- **What you will do**: All of the data should be output character for character, except the pictures.

- **Provided information**:
___
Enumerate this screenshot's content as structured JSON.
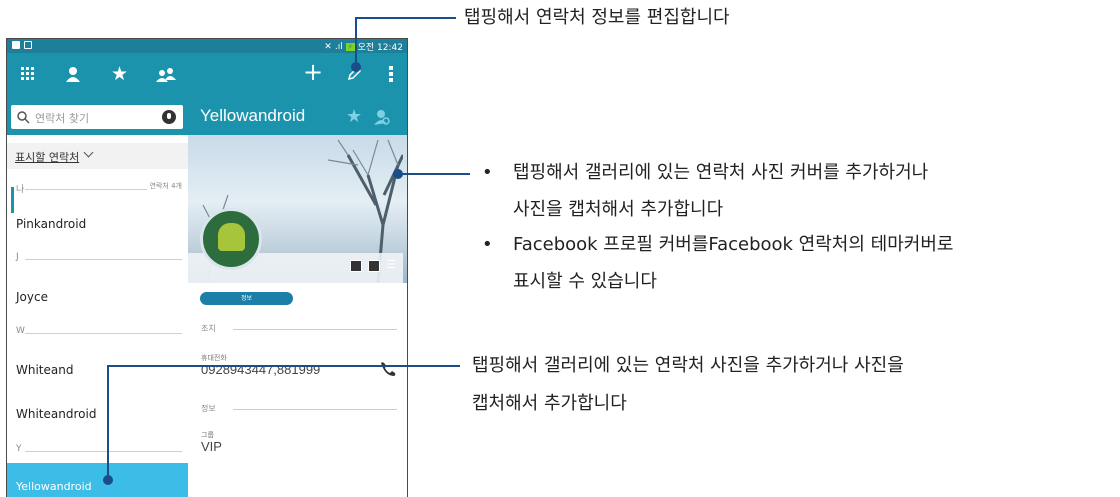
{
  "status_bar": {
    "time": "오전 12:42",
    "signal": ".ıl",
    "battery": "⚡"
  },
  "action_bar": {
    "icons": [
      "apps-grid-icon",
      "person-icon",
      "star-icon",
      "group-icon",
      "add-icon",
      "edit-pencil-icon",
      "overflow-menu-icon"
    ]
  },
  "search": {
    "placeholder": "연락처 찾기"
  },
  "list": {
    "filter_label": "표시할 연락처",
    "sections": [
      {
        "letter": "나",
        "count": "연락처 4개"
      },
      {
        "letter": "J"
      },
      {
        "letter": "W"
      },
      {
        "letter": "Y"
      }
    ],
    "contacts": [
      "Pinkandroid",
      "Joyce",
      "Whiteand",
      "Whiteandroid",
      "Yellowandroid"
    ]
  },
  "detail": {
    "name": "Yellowandroid",
    "tab_label": "정보",
    "actions_header": "조치",
    "phone_label": "휴대전화",
    "phone_value": "0928943447,881999",
    "info_header": "정보",
    "group_label": "그룹",
    "group_value": "VIP"
  },
  "annotations": {
    "edit": "탭핑해서 연락처 정보를 편집합니다",
    "cover_bullet1_line1": "탭핑해서 갤러리에 있는 연락처 사진 커버를 추가하거나",
    "cover_bullet1_line2": "사진을 캡처해서 추가합니다",
    "cover_bullet2_line1": "Facebook 프로필 커버를Facebook 연락처의 테마커버로",
    "cover_bullet2_line2": "표시할 수 있습니다",
    "photo_line1": "탭핑해서 갤러리에 있는 연락처 사진을 추가하거나 사진을",
    "photo_line2": "캡처해서 추가합니다",
    "bullet": "•"
  },
  "colors": {
    "action_bar": "#1b93ad",
    "status_bar": "#1d7f99",
    "selected_row": "#3bbde7",
    "callout_line": "#1a4e8a"
  }
}
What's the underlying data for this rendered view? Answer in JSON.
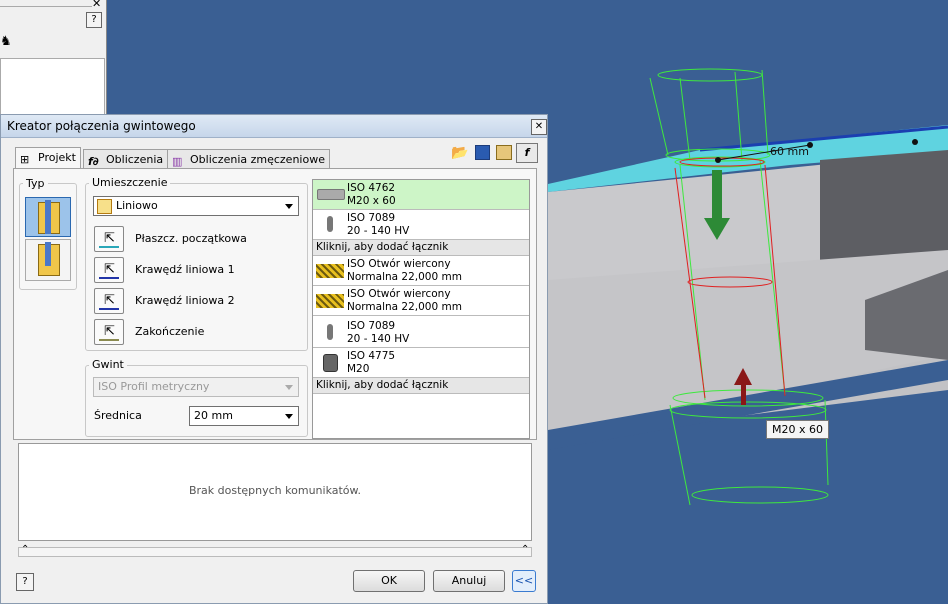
{
  "viewport": {
    "dimension_label": "60 mm",
    "tooltip": "M20 x 60"
  },
  "side_panel": {
    "close_icon": "close-icon",
    "help_icon": "help-icon"
  },
  "dialog": {
    "title": "Kreator połączenia gwintowego",
    "tabs": [
      {
        "label": "Projekt",
        "icon": "design-icon"
      },
      {
        "label": "Obliczenia",
        "icon": "fx-icon"
      },
      {
        "label": "Obliczenia zmęczeniowe",
        "icon": "fatigue-chart-icon"
      }
    ],
    "typ_label": "Typ",
    "placement": {
      "legend": "Umieszczenie",
      "value": "Liniowo",
      "commands": [
        "Płaszcz. początkowa",
        "Krawędź liniowa 1",
        "Krawędź liniowa 2",
        "Zakończenie"
      ]
    },
    "thread": {
      "legend": "Gwint",
      "profile_value": "ISO Profil metryczny",
      "diameter_label": "Średnica",
      "diameter_value": "20 mm"
    },
    "fasteners": [
      {
        "l1": "ISO 4762",
        "l2": "M20 x 60",
        "icon": "bolt-icon",
        "selected": true
      },
      {
        "l1": "ISO 7089",
        "l2": "20 - 140 HV",
        "icon": "washer-icon"
      },
      {
        "add": "Kliknij, aby dodać łącznik"
      },
      {
        "l1": "ISO Otwór wiercony",
        "l2": "Normalna 22,000 mm",
        "icon": "hole-icon"
      },
      {
        "l1": "ISO Otwór wiercony",
        "l2": "Normalna 22,000 mm",
        "icon": "hole-icon"
      },
      {
        "l1": "ISO 7089",
        "l2": "20 - 140 HV",
        "icon": "washer-icon"
      },
      {
        "l1": "ISO 4775",
        "l2": "M20",
        "icon": "nut-icon"
      },
      {
        "add": "Kliknij, aby dodać łącznik"
      }
    ],
    "messages": "Brak dostępnych komunikatów.",
    "buttons": {
      "ok": "OK",
      "cancel": "Anuluj",
      "collapse": "<<"
    }
  }
}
___
- **Written response**:
Enumerate this screenshot's content as structured JSON.
{
  "status_bar": {
    "time": "오전 12:42",
    "signal": ".ıl",
    "battery": "⚡"
  },
  "action_bar": {
    "icons": [
      "apps-grid-icon",
      "person-icon",
      "star-icon",
      "group-icon",
      "add-icon",
      "edit-pencil-icon",
      "overflow-menu-icon"
    ]
  },
  "search": {
    "placeholder": "연락처 찾기"
  },
  "list": {
    "filter_label": "표시할 연락처",
    "sections": [
      {
        "letter": "나",
        "count": "연락처 4개"
      },
      {
        "letter": "J"
      },
      {
        "letter": "W"
      },
      {
        "letter": "Y"
      }
    ],
    "contacts": [
      "Pinkandroid",
      "Joyce",
      "Whiteand",
      "Whiteandroid",
      "Yellowandroid"
    ]
  },
  "detail": {
    "name": "Yellowandroid",
    "tab_label": "정보",
    "actions_header": "조치",
    "phone_label": "휴대전화",
    "phone_value": "0928943447,881999",
    "info_header": "정보",
    "group_label": "그룹",
    "group_value": "VIP"
  },
  "annotations": {
    "edit": "탭핑해서 연락처 정보를 편집합니다",
    "cover_bullet1_line1": "탭핑해서 갤러리에 있는 연락처 사진 커버를 추가하거나",
    "cover_bullet1_line2": "사진을 캡처해서 추가합니다",
    "cover_bullet2_line1": "Facebook 프로필 커버를Facebook 연락처의 테마커버로",
    "cover_bullet2_line2": "표시할 수 있습니다",
    "photo_line1": "탭핑해서 갤러리에 있는 연락처 사진을 추가하거나 사진을",
    "photo_line2": "캡처해서 추가합니다",
    "bullet": "•"
  },
  "colors": {
    "action_bar": "#1b93ad",
    "status_bar": "#1d7f99",
    "selected_row": "#3bbde7",
    "callout_line": "#1a4e8a"
  }
}
What's the underlying data for this rendered view? Answer in JSON.
{
  "viewport": {
    "dimension_label": "60 mm",
    "tooltip": "M20 x 60"
  },
  "side_panel": {
    "close_icon": "close-icon",
    "help_icon": "help-icon"
  },
  "dialog": {
    "title": "Kreator połączenia gwintowego",
    "tabs": [
      {
        "label": "Projekt",
        "icon": "design-icon"
      },
      {
        "label": "Obliczenia",
        "icon": "fx-icon"
      },
      {
        "label": "Obliczenia zmęczeniowe",
        "icon": "fatigue-chart-icon"
      }
    ],
    "typ_label": "Typ",
    "placement": {
      "legend": "Umieszczenie",
      "value": "Liniowo",
      "commands": [
        "Płaszcz. początkowa",
        "Krawędź liniowa 1",
        "Krawędź liniowa 2",
        "Zakończenie"
      ]
    },
    "thread": {
      "legend": "Gwint",
      "profile_value": "ISO Profil metryczny",
      "diameter_label": "Średnica",
      "diameter_value": "20 mm"
    },
    "fasteners": [
      {
        "l1": "ISO 4762",
        "l2": "M20 x 60",
        "icon": "bolt-icon",
        "selected": true
      },
      {
        "l1": "ISO 7089",
        "l2": "20 - 140 HV",
        "icon": "washer-icon"
      },
      {
        "add": "Kliknij, aby dodać łącznik"
      },
      {
        "l1": "ISO Otwór wiercony",
        "l2": "Normalna 22,000 mm",
        "icon": "hole-icon"
      },
      {
        "l1": "ISO Otwór wiercony",
        "l2": "Normalna 22,000 mm",
        "icon": "hole-icon"
      },
      {
        "l1": "ISO 7089",
        "l2": "20 - 140 HV",
        "icon": "washer-icon"
      },
      {
        "l1": "ISO 4775",
        "l2": "M20",
        "icon": "nut-icon"
      },
      {
        "add": "Kliknij, aby dodać łącznik"
      }
    ],
    "messages": "Brak dostępnych komunikatów.",
    "buttons": {
      "ok": "OK",
      "cancel": "Anuluj",
      "collapse": "<<"
    }
  }
}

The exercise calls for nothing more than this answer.